EXERCISE INPUTS:
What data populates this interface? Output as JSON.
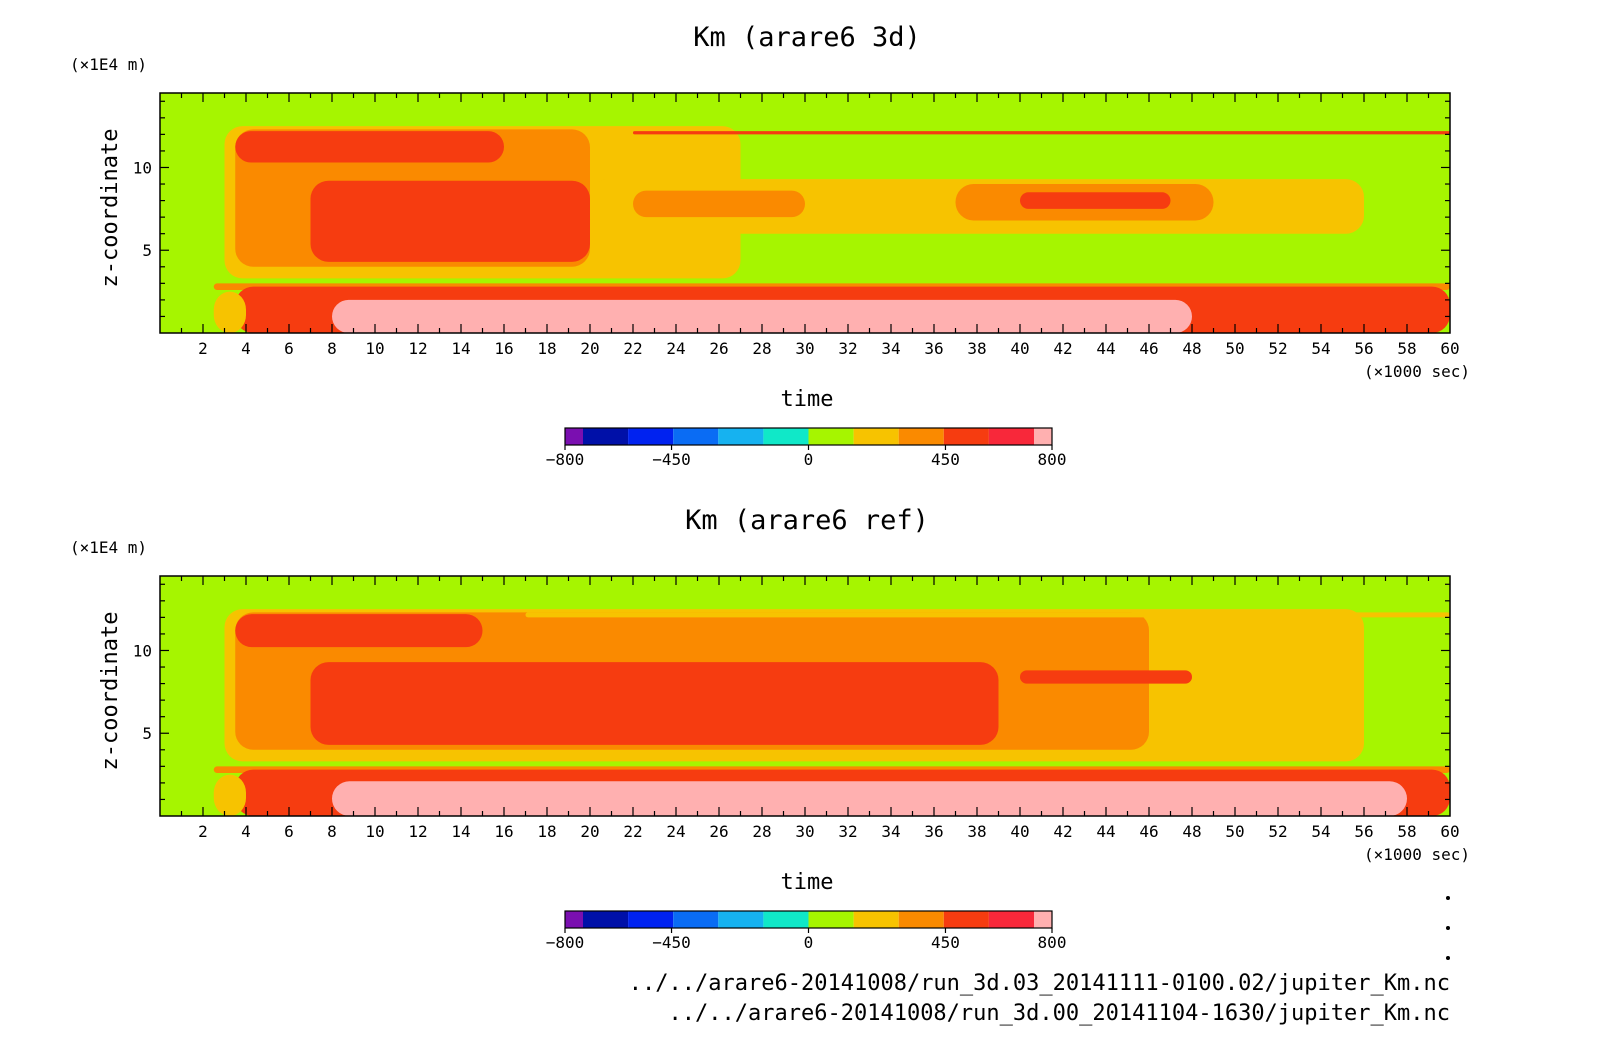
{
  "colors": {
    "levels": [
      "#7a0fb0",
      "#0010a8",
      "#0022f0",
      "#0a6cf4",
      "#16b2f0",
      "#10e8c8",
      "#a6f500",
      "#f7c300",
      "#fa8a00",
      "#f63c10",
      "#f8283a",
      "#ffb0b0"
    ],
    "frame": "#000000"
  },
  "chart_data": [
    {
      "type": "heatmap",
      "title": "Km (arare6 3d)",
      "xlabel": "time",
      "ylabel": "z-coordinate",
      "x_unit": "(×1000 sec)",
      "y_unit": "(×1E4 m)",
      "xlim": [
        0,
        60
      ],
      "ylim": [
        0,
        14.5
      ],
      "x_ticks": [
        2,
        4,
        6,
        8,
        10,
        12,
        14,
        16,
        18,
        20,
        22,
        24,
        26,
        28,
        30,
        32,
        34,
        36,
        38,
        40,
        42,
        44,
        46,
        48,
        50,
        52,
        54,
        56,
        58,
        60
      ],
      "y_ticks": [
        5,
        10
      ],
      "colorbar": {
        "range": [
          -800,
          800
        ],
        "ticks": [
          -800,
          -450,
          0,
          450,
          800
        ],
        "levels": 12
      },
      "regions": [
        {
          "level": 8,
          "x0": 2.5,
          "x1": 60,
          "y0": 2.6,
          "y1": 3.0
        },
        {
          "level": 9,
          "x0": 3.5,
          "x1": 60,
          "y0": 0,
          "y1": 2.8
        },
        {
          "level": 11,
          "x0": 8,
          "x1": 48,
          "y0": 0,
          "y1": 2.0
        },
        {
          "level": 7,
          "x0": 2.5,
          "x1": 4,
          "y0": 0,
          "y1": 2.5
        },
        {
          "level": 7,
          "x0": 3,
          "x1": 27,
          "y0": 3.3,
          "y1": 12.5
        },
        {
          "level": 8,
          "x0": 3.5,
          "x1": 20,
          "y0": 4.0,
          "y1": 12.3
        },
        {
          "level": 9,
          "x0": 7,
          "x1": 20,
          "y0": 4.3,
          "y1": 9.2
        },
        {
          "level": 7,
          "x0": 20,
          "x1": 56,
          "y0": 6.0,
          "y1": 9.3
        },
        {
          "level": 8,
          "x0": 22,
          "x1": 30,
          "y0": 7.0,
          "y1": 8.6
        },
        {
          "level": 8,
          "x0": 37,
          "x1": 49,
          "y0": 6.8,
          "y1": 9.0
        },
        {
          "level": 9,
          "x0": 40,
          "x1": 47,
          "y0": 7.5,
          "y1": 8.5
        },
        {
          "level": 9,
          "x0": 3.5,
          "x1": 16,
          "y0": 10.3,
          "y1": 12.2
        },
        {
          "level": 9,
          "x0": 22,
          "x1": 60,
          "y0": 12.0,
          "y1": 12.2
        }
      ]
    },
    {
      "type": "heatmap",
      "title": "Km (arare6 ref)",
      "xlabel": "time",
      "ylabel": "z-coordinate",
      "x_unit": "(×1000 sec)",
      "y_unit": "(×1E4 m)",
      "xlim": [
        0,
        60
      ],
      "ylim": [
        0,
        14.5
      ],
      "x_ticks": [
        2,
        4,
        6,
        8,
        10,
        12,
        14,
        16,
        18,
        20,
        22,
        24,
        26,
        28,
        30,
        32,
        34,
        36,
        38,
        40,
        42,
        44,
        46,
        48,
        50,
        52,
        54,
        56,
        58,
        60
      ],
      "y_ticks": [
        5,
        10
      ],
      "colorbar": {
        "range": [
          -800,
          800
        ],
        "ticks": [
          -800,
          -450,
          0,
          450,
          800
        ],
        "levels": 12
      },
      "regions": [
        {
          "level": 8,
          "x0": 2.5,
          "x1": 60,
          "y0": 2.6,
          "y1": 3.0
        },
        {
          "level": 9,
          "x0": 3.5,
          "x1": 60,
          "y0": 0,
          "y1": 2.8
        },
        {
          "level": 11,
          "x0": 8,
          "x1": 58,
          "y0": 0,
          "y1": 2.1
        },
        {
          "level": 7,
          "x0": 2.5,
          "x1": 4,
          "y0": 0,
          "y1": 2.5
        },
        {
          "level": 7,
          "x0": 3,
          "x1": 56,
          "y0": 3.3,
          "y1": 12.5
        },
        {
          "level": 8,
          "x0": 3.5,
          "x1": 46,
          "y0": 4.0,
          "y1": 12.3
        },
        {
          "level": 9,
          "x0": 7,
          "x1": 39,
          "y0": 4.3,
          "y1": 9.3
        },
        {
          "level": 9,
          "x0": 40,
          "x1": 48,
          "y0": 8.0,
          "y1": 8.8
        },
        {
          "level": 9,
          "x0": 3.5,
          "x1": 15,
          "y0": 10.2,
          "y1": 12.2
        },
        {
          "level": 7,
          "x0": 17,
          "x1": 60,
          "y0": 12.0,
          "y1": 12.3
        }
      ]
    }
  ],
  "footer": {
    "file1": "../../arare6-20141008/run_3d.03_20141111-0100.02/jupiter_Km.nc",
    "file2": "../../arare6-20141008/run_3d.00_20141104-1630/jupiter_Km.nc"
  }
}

TASK DIRECTIONS: Pictures are to be left out; all else in the entries above is to be quoted exactly.

THE COMPLETED TASK:
What data populates this interface? Output as JSON.
{
  "colors": {
    "levels": [
      "#7a0fb0",
      "#0010a8",
      "#0022f0",
      "#0a6cf4",
      "#16b2f0",
      "#10e8c8",
      "#a6f500",
      "#f7c300",
      "#fa8a00",
      "#f63c10",
      "#f8283a",
      "#ffb0b0"
    ],
    "frame": "#000000"
  },
  "chart_data": [
    {
      "type": "heatmap",
      "title": "Km (arare6 3d)",
      "xlabel": "time",
      "ylabel": "z-coordinate",
      "x_unit": "(×1000 sec)",
      "y_unit": "(×1E4 m)",
      "xlim": [
        0,
        60
      ],
      "ylim": [
        0,
        14.5
      ],
      "x_ticks": [
        2,
        4,
        6,
        8,
        10,
        12,
        14,
        16,
        18,
        20,
        22,
        24,
        26,
        28,
        30,
        32,
        34,
        36,
        38,
        40,
        42,
        44,
        46,
        48,
        50,
        52,
        54,
        56,
        58,
        60
      ],
      "y_ticks": [
        5,
        10
      ],
      "colorbar": {
        "range": [
          -800,
          800
        ],
        "ticks": [
          -800,
          -450,
          0,
          450,
          800
        ],
        "levels": 12
      },
      "regions": [
        {
          "level": 8,
          "x0": 2.5,
          "x1": 60,
          "y0": 2.6,
          "y1": 3.0
        },
        {
          "level": 9,
          "x0": 3.5,
          "x1": 60,
          "y0": 0,
          "y1": 2.8
        },
        {
          "level": 11,
          "x0": 8,
          "x1": 48,
          "y0": 0,
          "y1": 2.0
        },
        {
          "level": 7,
          "x0": 2.5,
          "x1": 4,
          "y0": 0,
          "y1": 2.5
        },
        {
          "level": 7,
          "x0": 3,
          "x1": 27,
          "y0": 3.3,
          "y1": 12.5
        },
        {
          "level": 8,
          "x0": 3.5,
          "x1": 20,
          "y0": 4.0,
          "y1": 12.3
        },
        {
          "level": 9,
          "x0": 7,
          "x1": 20,
          "y0": 4.3,
          "y1": 9.2
        },
        {
          "level": 7,
          "x0": 20,
          "x1": 56,
          "y0": 6.0,
          "y1": 9.3
        },
        {
          "level": 8,
          "x0": 22,
          "x1": 30,
          "y0": 7.0,
          "y1": 8.6
        },
        {
          "level": 8,
          "x0": 37,
          "x1": 49,
          "y0": 6.8,
          "y1": 9.0
        },
        {
          "level": 9,
          "x0": 40,
          "x1": 47,
          "y0": 7.5,
          "y1": 8.5
        },
        {
          "level": 9,
          "x0": 3.5,
          "x1": 16,
          "y0": 10.3,
          "y1": 12.2
        },
        {
          "level": 9,
          "x0": 22,
          "x1": 60,
          "y0": 12.0,
          "y1": 12.2
        }
      ]
    },
    {
      "type": "heatmap",
      "title": "Km (arare6 ref)",
      "xlabel": "time",
      "ylabel": "z-coordinate",
      "x_unit": "(×1000 sec)",
      "y_unit": "(×1E4 m)",
      "xlim": [
        0,
        60
      ],
      "ylim": [
        0,
        14.5
      ],
      "x_ticks": [
        2,
        4,
        6,
        8,
        10,
        12,
        14,
        16,
        18,
        20,
        22,
        24,
        26,
        28,
        30,
        32,
        34,
        36,
        38,
        40,
        42,
        44,
        46,
        48,
        50,
        52,
        54,
        56,
        58,
        60
      ],
      "y_ticks": [
        5,
        10
      ],
      "colorbar": {
        "range": [
          -800,
          800
        ],
        "ticks": [
          -800,
          -450,
          0,
          450,
          800
        ],
        "levels": 12
      },
      "regions": [
        {
          "level": 8,
          "x0": 2.5,
          "x1": 60,
          "y0": 2.6,
          "y1": 3.0
        },
        {
          "level": 9,
          "x0": 3.5,
          "x1": 60,
          "y0": 0,
          "y1": 2.8
        },
        {
          "level": 11,
          "x0": 8,
          "x1": 58,
          "y0": 0,
          "y1": 2.1
        },
        {
          "level": 7,
          "x0": 2.5,
          "x1": 4,
          "y0": 0,
          "y1": 2.5
        },
        {
          "level": 7,
          "x0": 3,
          "x1": 56,
          "y0": 3.3,
          "y1": 12.5
        },
        {
          "level": 8,
          "x0": 3.5,
          "x1": 46,
          "y0": 4.0,
          "y1": 12.3
        },
        {
          "level": 9,
          "x0": 7,
          "x1": 39,
          "y0": 4.3,
          "y1": 9.3
        },
        {
          "level": 9,
          "x0": 40,
          "x1": 48,
          "y0": 8.0,
          "y1": 8.8
        },
        {
          "level": 9,
          "x0": 3.5,
          "x1": 15,
          "y0": 10.2,
          "y1": 12.2
        },
        {
          "level": 7,
          "x0": 17,
          "x1": 60,
          "y0": 12.0,
          "y1": 12.3
        }
      ]
    }
  ],
  "footer": {
    "file1": "../../arare6-20141008/run_3d.03_20141111-0100.02/jupiter_Km.nc",
    "file2": "../../arare6-20141008/run_3d.00_20141104-1630/jupiter_Km.nc"
  }
}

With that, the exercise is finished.